### Task details
Read through the data and count the lines that contain the string "Subdivisions"; give only the result.

-------- Records provided --------

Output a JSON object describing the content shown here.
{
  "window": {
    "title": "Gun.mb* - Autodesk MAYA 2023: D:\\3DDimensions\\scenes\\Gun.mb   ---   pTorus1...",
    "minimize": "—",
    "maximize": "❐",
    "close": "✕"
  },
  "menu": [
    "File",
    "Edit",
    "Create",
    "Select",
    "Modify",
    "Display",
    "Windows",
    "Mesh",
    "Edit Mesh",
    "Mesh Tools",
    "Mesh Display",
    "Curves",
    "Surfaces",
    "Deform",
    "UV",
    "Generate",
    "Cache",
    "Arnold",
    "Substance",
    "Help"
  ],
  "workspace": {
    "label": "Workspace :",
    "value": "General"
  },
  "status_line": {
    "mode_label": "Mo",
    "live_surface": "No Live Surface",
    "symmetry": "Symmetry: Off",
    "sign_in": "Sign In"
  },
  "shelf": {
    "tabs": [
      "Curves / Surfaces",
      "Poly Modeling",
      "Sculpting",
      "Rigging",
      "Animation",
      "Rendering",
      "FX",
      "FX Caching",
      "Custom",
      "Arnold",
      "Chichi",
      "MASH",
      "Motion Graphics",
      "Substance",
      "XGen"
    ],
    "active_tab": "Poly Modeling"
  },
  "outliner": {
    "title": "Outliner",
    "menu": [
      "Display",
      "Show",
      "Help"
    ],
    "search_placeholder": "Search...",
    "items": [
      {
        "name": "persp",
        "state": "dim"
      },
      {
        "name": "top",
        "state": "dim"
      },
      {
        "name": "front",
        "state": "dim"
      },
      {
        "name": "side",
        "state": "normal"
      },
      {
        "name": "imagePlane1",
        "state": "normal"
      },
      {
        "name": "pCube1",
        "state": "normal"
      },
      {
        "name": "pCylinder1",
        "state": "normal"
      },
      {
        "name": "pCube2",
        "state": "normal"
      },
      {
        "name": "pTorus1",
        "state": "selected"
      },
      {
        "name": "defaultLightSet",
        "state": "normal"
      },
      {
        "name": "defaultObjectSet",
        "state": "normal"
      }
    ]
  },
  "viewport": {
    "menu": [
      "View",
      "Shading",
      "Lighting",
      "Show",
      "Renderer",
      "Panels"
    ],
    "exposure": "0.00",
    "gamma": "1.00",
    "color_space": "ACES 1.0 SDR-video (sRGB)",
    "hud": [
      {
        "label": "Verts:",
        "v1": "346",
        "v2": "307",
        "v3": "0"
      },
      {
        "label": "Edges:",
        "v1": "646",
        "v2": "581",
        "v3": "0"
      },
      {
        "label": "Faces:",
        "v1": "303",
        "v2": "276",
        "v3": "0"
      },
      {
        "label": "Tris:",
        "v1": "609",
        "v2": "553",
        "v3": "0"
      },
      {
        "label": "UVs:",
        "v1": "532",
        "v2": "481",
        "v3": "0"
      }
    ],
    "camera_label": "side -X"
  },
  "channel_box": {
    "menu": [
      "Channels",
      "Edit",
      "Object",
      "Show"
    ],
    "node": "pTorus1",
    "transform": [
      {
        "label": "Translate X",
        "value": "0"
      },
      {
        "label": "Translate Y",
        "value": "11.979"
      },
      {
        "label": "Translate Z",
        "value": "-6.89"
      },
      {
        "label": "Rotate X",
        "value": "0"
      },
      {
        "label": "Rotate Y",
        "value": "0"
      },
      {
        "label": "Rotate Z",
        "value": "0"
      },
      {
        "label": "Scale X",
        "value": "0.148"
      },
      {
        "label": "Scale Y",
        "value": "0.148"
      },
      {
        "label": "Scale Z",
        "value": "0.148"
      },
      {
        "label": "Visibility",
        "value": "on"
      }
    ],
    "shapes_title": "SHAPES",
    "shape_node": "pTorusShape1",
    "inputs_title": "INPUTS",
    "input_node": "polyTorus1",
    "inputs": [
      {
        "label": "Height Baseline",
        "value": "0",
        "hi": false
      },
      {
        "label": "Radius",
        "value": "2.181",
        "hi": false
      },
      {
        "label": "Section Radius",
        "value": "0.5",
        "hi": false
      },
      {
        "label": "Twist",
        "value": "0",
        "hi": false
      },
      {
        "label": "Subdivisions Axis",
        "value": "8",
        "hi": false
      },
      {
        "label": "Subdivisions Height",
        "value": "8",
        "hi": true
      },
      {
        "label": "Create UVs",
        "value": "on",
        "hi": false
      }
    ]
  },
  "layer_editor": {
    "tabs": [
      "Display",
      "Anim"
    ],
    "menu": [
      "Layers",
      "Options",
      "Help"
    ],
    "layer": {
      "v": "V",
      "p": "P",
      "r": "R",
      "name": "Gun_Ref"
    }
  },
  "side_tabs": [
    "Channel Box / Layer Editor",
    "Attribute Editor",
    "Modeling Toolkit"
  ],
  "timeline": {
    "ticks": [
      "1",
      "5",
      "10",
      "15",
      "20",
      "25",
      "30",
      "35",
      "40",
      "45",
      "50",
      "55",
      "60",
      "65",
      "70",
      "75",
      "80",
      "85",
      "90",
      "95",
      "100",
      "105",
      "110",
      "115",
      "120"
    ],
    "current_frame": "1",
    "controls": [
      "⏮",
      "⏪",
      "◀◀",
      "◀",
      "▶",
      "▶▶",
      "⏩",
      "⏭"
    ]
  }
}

--------

### Reply
2